BEGIN STORED RECORDS
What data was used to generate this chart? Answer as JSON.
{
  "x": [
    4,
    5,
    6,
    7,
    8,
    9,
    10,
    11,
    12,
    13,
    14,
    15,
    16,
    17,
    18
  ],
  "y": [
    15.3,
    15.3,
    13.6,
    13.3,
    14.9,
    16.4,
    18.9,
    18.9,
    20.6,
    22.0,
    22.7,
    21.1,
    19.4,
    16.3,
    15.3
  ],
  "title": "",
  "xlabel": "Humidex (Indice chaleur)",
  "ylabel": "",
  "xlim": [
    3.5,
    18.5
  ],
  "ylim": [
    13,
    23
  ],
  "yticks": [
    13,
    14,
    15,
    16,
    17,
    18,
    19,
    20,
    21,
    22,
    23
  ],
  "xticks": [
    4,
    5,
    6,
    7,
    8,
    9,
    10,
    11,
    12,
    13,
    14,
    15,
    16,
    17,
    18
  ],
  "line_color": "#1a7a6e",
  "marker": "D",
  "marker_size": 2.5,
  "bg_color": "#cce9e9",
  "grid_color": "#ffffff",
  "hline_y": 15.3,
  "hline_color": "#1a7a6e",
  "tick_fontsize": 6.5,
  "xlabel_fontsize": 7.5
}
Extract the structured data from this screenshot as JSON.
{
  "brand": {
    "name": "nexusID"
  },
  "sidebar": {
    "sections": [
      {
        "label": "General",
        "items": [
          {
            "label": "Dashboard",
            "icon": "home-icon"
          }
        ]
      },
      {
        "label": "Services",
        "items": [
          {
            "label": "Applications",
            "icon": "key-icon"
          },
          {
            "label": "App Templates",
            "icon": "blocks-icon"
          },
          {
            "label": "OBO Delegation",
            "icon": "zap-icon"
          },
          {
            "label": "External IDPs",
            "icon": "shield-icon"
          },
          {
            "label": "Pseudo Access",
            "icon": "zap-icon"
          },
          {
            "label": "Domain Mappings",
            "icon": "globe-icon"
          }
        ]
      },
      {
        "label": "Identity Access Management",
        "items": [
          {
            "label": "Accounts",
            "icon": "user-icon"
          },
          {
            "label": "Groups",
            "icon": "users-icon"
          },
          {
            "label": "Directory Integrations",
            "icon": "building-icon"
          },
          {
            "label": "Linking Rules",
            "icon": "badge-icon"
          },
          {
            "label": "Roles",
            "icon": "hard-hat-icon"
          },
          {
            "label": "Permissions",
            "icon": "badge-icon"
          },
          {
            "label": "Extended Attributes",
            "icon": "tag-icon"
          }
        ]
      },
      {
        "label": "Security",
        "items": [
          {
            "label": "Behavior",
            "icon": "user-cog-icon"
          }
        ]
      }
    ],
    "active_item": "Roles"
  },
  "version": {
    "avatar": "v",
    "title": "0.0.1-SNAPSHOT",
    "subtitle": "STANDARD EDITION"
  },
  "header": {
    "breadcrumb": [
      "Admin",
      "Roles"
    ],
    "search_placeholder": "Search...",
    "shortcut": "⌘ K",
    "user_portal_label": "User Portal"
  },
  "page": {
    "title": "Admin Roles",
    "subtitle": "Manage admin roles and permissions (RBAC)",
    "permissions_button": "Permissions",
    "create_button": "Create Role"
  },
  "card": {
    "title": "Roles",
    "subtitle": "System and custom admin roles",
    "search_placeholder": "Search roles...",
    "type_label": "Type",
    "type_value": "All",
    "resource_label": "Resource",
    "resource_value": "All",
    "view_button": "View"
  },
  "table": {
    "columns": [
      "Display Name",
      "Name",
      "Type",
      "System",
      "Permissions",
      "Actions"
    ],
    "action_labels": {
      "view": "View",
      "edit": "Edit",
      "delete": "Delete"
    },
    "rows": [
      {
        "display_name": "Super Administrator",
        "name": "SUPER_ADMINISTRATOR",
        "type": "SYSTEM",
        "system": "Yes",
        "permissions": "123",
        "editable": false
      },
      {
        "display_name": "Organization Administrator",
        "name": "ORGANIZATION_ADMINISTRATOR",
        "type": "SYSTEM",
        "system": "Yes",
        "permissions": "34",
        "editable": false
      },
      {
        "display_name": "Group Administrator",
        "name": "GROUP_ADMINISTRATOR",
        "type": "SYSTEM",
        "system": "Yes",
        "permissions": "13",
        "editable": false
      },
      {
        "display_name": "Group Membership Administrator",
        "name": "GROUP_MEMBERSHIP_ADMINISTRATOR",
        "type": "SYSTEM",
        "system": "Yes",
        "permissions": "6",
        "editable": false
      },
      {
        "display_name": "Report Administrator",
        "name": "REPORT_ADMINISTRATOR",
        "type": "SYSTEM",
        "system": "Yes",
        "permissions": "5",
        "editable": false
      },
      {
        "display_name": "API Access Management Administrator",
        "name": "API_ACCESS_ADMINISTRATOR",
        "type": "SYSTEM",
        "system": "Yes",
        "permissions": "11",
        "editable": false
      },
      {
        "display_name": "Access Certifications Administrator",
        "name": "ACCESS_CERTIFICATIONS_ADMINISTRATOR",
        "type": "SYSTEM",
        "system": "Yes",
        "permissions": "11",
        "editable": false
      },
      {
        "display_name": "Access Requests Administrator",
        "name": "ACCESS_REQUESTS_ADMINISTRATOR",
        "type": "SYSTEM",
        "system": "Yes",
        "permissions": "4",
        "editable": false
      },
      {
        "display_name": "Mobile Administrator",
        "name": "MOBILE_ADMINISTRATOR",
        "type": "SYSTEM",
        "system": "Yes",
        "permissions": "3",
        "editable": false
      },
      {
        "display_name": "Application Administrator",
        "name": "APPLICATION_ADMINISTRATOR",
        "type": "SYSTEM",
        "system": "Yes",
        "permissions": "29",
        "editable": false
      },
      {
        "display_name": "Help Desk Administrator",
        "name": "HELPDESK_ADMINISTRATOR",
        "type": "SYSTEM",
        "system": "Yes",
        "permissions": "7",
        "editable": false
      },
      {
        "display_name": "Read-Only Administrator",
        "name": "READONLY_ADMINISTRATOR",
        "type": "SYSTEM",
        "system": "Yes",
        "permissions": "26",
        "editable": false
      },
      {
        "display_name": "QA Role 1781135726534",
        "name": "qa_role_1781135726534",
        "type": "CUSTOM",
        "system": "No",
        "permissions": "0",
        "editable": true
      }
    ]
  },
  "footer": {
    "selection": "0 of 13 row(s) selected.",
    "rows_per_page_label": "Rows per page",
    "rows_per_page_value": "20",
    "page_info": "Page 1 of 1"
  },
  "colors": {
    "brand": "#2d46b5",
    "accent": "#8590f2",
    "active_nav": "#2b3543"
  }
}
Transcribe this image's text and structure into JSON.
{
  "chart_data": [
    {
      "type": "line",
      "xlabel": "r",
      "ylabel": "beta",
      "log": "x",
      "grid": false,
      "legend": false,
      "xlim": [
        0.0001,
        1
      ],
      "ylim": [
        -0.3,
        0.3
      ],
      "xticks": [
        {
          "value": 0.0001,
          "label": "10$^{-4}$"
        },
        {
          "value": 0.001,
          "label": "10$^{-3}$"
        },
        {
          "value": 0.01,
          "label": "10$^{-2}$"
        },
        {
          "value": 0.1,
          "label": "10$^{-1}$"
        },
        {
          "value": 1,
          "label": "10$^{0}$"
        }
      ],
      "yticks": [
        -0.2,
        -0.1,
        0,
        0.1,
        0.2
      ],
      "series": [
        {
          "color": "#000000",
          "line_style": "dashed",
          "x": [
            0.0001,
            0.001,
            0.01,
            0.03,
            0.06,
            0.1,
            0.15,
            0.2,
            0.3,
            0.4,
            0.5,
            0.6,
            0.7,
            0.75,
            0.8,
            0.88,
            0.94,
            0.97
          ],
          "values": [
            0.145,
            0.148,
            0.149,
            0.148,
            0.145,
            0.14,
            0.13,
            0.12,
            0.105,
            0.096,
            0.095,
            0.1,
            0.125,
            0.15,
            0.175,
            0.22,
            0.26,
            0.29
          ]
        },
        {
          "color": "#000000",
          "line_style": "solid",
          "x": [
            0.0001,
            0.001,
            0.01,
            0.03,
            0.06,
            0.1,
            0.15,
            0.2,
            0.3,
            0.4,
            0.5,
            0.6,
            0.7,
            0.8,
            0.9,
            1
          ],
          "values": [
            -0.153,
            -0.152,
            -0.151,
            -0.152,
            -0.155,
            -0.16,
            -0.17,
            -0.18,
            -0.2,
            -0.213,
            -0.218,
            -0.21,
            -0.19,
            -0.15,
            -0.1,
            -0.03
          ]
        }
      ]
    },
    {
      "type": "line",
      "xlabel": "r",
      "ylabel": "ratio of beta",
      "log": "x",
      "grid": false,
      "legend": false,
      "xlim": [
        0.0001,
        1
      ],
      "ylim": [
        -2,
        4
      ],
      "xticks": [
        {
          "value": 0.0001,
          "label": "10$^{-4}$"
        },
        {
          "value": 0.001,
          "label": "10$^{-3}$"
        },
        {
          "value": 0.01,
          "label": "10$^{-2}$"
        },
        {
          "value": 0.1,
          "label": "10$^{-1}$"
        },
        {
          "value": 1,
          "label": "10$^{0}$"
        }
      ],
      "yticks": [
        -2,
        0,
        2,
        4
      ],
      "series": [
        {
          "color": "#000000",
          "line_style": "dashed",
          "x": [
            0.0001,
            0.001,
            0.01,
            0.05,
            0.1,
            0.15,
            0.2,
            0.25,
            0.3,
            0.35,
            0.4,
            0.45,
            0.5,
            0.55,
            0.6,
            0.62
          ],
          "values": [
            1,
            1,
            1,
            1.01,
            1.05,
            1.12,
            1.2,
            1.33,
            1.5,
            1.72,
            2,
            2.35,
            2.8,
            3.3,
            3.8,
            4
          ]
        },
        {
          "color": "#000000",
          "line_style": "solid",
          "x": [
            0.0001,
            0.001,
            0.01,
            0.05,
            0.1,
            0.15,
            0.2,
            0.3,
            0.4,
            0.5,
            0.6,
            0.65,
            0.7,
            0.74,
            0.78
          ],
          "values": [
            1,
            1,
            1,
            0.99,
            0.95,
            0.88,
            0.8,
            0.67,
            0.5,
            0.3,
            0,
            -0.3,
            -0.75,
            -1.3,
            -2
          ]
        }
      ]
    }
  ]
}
END STORED RECORDS
## PROBLEM TO WORK ON
From the entries, report each line that includes the word "Search".

## WRITTEN ANSWER
    "search_placeholder": "Search...",
    "search_placeholder": "Search roles...",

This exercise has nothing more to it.